Extracted records
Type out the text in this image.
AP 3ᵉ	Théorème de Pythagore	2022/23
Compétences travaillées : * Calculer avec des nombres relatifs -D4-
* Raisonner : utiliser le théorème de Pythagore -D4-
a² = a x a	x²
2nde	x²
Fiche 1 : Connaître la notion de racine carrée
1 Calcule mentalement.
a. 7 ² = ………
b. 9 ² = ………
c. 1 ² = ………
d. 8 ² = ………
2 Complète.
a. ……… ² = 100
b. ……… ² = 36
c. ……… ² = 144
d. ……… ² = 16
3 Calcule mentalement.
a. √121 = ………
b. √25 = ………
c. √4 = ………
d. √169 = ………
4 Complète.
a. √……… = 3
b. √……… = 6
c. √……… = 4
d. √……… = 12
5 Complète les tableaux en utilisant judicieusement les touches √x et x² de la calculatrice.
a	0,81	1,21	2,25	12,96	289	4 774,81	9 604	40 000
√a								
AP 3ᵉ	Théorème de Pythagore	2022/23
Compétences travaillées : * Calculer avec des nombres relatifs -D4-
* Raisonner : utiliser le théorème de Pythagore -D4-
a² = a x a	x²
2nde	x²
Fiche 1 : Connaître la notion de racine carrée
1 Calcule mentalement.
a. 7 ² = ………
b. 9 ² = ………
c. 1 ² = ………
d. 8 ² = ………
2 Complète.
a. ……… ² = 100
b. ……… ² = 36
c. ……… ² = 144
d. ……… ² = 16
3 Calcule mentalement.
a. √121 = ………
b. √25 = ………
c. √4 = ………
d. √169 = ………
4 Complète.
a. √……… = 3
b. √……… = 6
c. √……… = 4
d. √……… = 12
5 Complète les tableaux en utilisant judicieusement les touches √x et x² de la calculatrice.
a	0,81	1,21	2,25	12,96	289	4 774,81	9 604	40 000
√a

**EXERCISE DETAILS**
Could you reproduce every record above exactly as it appears?

**ANSWER**
Type out the text in this image.
AP 3ᵉ	Théorème de Pythagore	2022/23
Compétences travaillées : * Calculer avec des nombres relatifs -D4-
* Raisonner : utiliser le théorème de Pythagore -D4-
a² = a x a	x²
2nde	x²
Fiche 1 : Connaître la notion de racine carrée
1 Calcule mentalement.
a. 7 ² = ………
b. 9 ² = ………
c. 1 ² = ………
d. 8 ² = ………
2 Complète.
a. ……… ² = 100
b. ……… ² = 36
c. ……… ² = 144
d. ……… ² = 16
3 Calcule mentalement.
a. √121 = ………
b. √25 = ………
c. √4 = ………
d. √169 = ………
4 Complète.
a. √……… = 3
b. √……… = 6
c. √……… = 4
d. √……… = 12
5 Complète les tableaux en utilisant judicieusement les touches √x et x² de la calculatrice.
a	0,81	1,21	2,25	12,96	289	4 774,81	9 604	40 000
√a								
AP 3ᵉ	Théorème de Pythagore	2022/23
Compétences travaillées : * Calculer avec des nombres relatifs -D4-
* Raisonner : utiliser le théorème de Pythagore -D4-
a² = a x a	x²
2nde	x²
Fiche 1 : Connaître la notion de racine carrée
1 Calcule mentalement.
a. 7 ² = ………
b. 9 ² = ………
c. 1 ² = ………
d. 8 ² = ………
2 Complète.
a. ……… ² = 100
b. ……… ² = 36
c. ……… ² = 144
d. ……… ² = 16
3 Calcule mentalement.
a. √121 = ………
b. √25 = ………
c. √4 = ………
d. √169 = ………
4 Complète.
a. √……… = 3
b. √……… = 6
c. √……… = 4
d. √……… = 12
5 Complète les tableaux en utilisant judicieusement les touches √x et x² de la calculatrice.
a	0,81	1,21	2,25	12,96	289	4 774,81	9 604	40 000
√a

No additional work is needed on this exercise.